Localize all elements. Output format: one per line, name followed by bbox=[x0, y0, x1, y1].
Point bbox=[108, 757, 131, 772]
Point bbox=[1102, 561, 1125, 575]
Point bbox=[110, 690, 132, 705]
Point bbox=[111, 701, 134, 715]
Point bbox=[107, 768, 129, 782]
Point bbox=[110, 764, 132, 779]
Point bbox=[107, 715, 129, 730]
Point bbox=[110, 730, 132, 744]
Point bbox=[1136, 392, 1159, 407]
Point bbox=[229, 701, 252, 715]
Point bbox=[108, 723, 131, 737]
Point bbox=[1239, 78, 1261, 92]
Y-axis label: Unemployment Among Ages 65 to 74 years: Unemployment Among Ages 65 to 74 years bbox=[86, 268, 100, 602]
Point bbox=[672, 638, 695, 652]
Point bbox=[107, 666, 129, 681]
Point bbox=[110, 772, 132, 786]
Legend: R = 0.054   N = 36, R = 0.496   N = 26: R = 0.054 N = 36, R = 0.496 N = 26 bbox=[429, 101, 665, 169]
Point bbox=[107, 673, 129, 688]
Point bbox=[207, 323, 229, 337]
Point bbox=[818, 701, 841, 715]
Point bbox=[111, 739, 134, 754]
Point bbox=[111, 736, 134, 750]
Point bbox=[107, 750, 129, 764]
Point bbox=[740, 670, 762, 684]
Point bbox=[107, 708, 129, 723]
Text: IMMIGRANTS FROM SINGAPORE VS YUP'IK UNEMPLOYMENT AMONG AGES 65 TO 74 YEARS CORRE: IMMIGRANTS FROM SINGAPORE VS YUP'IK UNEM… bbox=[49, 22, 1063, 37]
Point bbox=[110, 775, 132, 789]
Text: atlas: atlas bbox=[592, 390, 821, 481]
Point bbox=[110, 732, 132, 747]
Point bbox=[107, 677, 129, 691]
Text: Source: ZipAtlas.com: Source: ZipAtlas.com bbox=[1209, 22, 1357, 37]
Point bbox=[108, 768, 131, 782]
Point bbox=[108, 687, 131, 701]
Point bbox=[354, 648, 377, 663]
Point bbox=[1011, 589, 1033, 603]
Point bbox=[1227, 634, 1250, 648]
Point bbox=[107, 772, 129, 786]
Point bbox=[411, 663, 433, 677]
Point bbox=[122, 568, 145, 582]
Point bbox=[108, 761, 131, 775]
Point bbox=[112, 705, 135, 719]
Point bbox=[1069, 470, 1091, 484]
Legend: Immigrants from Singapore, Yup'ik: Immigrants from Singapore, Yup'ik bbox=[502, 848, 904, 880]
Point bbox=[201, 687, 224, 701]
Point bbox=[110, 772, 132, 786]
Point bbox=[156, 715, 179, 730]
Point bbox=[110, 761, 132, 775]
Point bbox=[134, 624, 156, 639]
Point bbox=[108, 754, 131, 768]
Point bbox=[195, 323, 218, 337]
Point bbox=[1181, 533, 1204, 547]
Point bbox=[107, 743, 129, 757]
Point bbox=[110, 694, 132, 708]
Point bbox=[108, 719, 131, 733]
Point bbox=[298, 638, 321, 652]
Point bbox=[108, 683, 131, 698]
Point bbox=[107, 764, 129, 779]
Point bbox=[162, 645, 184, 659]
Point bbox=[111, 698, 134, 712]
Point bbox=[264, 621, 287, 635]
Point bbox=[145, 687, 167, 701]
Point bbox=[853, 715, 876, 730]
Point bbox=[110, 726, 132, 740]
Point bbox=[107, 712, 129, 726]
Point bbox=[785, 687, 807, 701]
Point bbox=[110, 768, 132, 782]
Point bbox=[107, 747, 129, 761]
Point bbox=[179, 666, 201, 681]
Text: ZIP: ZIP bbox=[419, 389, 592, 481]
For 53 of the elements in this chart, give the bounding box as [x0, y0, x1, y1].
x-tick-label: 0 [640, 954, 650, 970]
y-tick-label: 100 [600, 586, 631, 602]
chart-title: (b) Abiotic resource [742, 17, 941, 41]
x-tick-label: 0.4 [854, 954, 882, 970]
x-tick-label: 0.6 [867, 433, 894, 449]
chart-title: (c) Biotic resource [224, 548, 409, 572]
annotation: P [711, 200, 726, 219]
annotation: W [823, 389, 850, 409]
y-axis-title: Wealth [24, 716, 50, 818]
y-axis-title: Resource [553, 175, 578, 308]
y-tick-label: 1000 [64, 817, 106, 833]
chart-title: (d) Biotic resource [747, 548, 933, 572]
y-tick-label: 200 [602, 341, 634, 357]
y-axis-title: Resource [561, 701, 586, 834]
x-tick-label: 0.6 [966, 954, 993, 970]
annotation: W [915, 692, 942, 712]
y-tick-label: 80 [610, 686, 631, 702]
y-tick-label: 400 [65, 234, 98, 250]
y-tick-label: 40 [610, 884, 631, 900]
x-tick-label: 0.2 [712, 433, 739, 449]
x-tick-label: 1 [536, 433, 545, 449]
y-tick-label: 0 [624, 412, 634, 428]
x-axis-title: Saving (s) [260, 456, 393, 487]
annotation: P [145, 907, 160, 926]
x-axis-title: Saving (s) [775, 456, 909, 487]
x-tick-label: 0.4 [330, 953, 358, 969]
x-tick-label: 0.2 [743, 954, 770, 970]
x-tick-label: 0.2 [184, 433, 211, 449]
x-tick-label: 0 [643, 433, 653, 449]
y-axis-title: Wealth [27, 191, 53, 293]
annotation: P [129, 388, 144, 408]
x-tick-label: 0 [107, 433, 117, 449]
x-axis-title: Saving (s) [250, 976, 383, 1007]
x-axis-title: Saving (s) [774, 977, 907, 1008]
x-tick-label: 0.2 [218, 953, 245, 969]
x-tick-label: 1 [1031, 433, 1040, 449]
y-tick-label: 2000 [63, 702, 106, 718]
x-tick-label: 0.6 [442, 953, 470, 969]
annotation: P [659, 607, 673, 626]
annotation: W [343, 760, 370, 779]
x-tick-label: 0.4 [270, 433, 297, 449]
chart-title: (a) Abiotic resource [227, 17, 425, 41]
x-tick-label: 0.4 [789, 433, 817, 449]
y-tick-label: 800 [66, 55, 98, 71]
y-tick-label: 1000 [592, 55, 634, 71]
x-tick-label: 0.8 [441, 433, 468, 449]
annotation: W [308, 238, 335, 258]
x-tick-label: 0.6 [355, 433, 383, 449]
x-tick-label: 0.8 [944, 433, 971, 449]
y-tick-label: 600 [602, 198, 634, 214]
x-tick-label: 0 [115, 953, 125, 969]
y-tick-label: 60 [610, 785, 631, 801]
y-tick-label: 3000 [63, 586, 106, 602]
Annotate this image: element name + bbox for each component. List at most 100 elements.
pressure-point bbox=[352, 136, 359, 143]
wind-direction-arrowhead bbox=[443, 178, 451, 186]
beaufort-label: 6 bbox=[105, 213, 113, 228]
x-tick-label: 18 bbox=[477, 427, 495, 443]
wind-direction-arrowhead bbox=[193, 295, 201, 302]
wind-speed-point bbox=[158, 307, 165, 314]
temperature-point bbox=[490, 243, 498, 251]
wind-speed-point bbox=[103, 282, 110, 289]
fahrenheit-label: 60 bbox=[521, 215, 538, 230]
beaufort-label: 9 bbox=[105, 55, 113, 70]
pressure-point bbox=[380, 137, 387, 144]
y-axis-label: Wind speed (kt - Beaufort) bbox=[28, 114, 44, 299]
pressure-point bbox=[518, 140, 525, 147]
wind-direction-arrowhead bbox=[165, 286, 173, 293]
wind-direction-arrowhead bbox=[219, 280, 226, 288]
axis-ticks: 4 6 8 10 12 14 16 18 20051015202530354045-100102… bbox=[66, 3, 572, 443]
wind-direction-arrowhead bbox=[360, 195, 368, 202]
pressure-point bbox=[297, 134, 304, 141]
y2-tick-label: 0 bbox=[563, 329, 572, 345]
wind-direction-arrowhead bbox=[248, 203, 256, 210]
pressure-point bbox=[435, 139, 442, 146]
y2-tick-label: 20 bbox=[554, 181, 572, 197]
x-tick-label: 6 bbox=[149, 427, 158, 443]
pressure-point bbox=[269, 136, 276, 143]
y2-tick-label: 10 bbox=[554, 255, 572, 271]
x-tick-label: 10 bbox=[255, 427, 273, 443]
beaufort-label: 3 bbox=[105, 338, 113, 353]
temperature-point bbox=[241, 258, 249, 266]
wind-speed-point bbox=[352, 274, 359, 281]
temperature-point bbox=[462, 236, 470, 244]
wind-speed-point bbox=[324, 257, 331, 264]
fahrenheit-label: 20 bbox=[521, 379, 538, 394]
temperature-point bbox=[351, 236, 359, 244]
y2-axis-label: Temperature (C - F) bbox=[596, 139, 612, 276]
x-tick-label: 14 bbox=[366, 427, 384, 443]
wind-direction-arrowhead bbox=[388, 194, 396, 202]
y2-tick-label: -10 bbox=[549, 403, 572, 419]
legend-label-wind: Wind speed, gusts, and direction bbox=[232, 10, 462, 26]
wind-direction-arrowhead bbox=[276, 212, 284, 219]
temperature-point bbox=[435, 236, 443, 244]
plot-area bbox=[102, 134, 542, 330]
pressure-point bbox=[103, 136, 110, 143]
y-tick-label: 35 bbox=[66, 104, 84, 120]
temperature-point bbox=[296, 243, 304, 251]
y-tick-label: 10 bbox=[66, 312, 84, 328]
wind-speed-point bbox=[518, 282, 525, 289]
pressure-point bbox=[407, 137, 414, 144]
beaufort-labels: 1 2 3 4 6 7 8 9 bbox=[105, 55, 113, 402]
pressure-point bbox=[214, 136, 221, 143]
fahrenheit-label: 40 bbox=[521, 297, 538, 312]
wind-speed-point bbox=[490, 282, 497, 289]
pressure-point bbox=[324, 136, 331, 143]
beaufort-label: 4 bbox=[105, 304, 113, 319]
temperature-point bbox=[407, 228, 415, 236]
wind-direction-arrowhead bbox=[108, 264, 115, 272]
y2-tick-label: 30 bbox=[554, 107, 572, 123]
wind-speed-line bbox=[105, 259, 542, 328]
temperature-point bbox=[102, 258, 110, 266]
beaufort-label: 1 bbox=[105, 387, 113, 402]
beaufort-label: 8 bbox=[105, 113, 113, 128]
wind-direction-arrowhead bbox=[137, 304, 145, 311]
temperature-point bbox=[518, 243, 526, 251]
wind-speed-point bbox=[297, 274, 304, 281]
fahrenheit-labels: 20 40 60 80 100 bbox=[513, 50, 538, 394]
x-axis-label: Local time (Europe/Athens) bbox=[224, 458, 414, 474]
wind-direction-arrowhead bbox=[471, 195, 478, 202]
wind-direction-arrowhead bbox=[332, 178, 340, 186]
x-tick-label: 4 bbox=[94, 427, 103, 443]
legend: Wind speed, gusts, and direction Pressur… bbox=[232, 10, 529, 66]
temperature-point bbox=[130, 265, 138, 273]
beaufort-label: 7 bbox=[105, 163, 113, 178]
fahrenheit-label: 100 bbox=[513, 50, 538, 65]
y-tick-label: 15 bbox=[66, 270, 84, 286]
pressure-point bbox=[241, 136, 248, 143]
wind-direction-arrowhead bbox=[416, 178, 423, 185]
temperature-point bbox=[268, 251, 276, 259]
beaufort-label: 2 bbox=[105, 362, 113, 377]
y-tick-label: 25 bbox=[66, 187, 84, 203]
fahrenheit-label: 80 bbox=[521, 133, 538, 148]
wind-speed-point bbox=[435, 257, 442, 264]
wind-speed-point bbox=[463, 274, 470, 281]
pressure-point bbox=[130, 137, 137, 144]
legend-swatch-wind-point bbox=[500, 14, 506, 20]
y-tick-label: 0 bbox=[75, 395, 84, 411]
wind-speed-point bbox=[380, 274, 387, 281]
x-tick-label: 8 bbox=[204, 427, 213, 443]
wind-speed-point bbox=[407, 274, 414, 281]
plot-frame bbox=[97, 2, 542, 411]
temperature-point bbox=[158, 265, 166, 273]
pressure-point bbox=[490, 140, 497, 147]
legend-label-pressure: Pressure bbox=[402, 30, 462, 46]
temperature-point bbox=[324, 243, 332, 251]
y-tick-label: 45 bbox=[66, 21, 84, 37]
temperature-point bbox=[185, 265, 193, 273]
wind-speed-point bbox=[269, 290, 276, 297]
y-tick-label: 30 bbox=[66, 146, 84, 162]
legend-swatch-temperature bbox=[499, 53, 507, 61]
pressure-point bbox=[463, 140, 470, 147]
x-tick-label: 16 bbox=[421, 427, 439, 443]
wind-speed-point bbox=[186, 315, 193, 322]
+-------+
■ Task prompt ■
Rename "Point" to "Marker" in the listing, from its first line through the line containing "Point bbox=[1239, 78, 1261, 92]", and write out only those lines with nothing else altered.

■ Reply to the exercise ■
Localize all elements. Output format: one per line, name followed by bbox=[x0, y0, x1, y1].
Marker bbox=[108, 757, 131, 772]
Marker bbox=[1102, 561, 1125, 575]
Marker bbox=[110, 690, 132, 705]
Marker bbox=[111, 701, 134, 715]
Marker bbox=[107, 768, 129, 782]
Marker bbox=[110, 764, 132, 779]
Marker bbox=[107, 715, 129, 730]
Marker bbox=[110, 730, 132, 744]
Marker bbox=[1136, 392, 1159, 407]
Marker bbox=[229, 701, 252, 715]
Marker bbox=[108, 723, 131, 737]
Marker bbox=[1239, 78, 1261, 92]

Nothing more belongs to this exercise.